>>>>>
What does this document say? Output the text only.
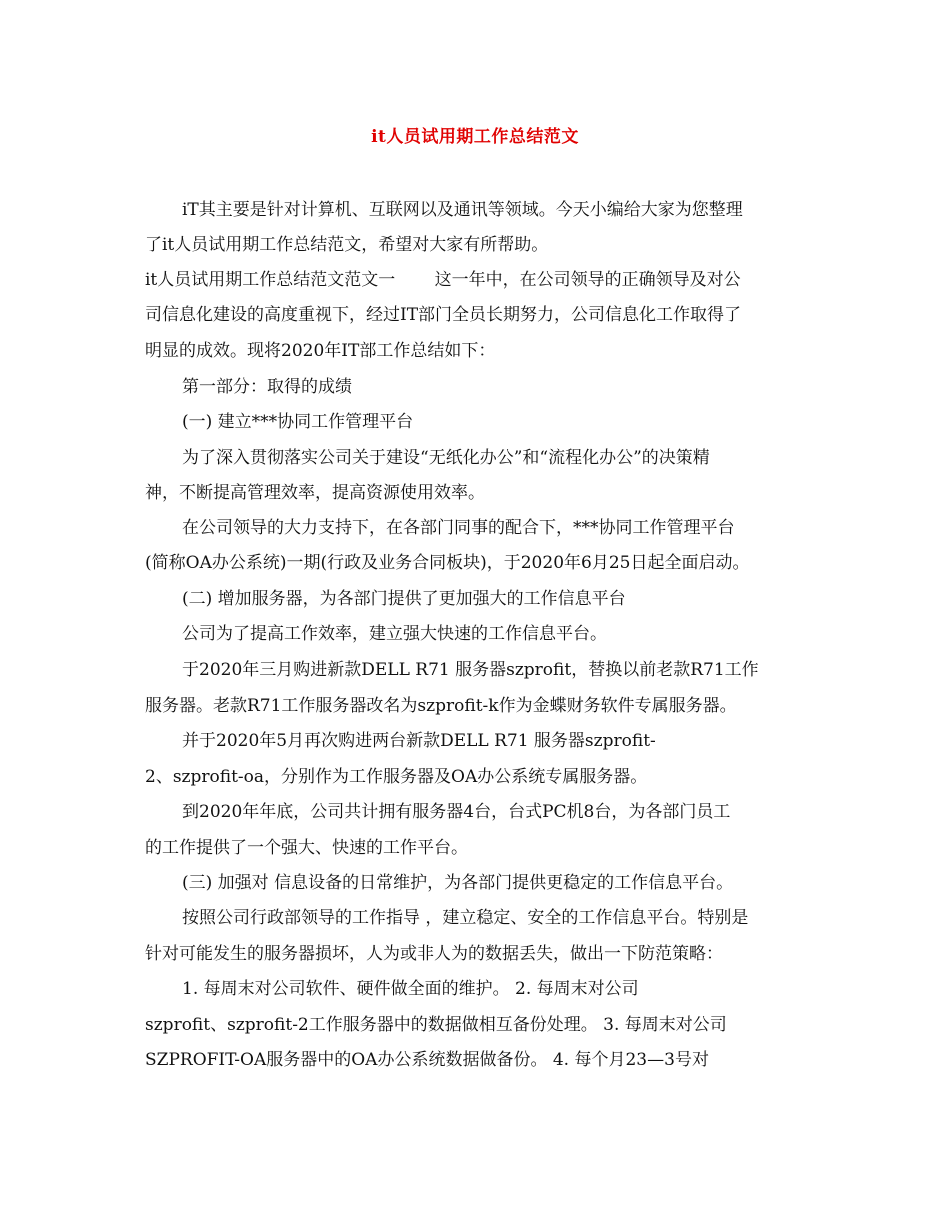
it人员试用期工作总结范文
iT其主要是针对计算机、互联网以及通讯等领域。今天小编给大家为您整理
了it人员试用期工作总结范文，希望对大家有所帮助。
it人员试用期工作总结范文范文一　　 这一年中，在公司领导的正确领导及对公
司信息化建设的高度重视下，经过IT部门全员长期努力，公司信息化工作取得了
明显的成效。现将2020年IT部工作总结如下：
第一部分：取得的成绩
(一) 建立***协同工作管理平台
为了深入贯彻落实公司关于建设“无纸化办公”和“流程化办公”的决策精
神，不断提高管理效率，提高资源使用效率。
在公司领导的大力支持下，在各部门同事的配合下，***协同工作管理平台
(简称OA办公系统)一期(行政及业务合同板块)，于2020年6月25日起全面启动。
(二) 增加服务器，为各部门提供了更加强大的工作信息平台
公司为了提高工作效率，建立强大快速的工作信息平台。
于2020年三月购进新款DELL R71 服务器szprofit，替换以前老款R71工作
服务器。老款R71工作服务器改名为szprofit-k作为金蝶财务软件专属服务器。
并于2020年5月再次购进两台新款DELL R71 服务器szprofit-
2、szprofit-oa，分别作为工作服务器及OA办公系统专属服务器。
到2020年年底，公司共计拥有服务器4台，台式PC机8台，为各部门员工
的工作提供了一个强大、快速的工作平台。
(三) 加强对 信息设备的日常维护，为各部门提供更稳定的工作信息平台。
按照公司行政部领导的工作指导 ，建立稳定、安全的工作信息平台。特别是
针对可能发生的服务器损坏，人为或非人为的数据丢失，做出一下防范策略：
1. 每周末对公司软件、硬件做全面的维护。 2. 每周末对公司
szprofit、szprofit-2工作服务器中的数据做相互备份处理。 3. 每周末对公司
SZPROFIT-OA服务器中的OA办公系统数据做备份。 4. 每个月23—3号对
<<<<<
**Description of the task:**
Will you restate every entry word for word and omit the images?

**Solution to this task:**
What does this document say? Output the text only.
it人员试用期工作总结范文
iT其主要是针对计算机、互联网以及通讯等领域。今天小编给大家为您整理
了it人员试用期工作总结范文，希望对大家有所帮助。
it人员试用期工作总结范文范文一　　 这一年中，在公司领导的正确领导及对公
司信息化建设的高度重视下，经过IT部门全员长期努力，公司信息化工作取得了
明显的成效。现将2020年IT部工作总结如下：
第一部分：取得的成绩
(一) 建立***协同工作管理平台
为了深入贯彻落实公司关于建设“无纸化办公”和“流程化办公”的决策精
神，不断提高管理效率，提高资源使用效率。
在公司领导的大力支持下，在各部门同事的配合下，***协同工作管理平台
(简称OA办公系统)一期(行政及业务合同板块)，于2020年6月25日起全面启动。
(二) 增加服务器，为各部门提供了更加强大的工作信息平台
公司为了提高工作效率，建立强大快速的工作信息平台。
于2020年三月购进新款DELL R71 服务器szprofit，替换以前老款R71工作
服务器。老款R71工作服务器改名为szprofit-k作为金蝶财务软件专属服务器。
并于2020年5月再次购进两台新款DELL R71 服务器szprofit-
2、szprofit-oa，分别作为工作服务器及OA办公系统专属服务器。
到2020年年底，公司共计拥有服务器4台，台式PC机8台，为各部门员工
的工作提供了一个强大、快速的工作平台。
(三) 加强对 信息设备的日常维护，为各部门提供更稳定的工作信息平台。
按照公司行政部领导的工作指导 ，建立稳定、安全的工作信息平台。特别是
针对可能发生的服务器损坏，人为或非人为的数据丢失，做出一下防范策略：
1. 每周末对公司软件、硬件做全面的维护。 2. 每周末对公司
szprofit、szprofit-2工作服务器中的数据做相互备份处理。 3. 每周末对公司
SZPROFIT-OA服务器中的OA办公系统数据做备份。 4. 每个月23—3号对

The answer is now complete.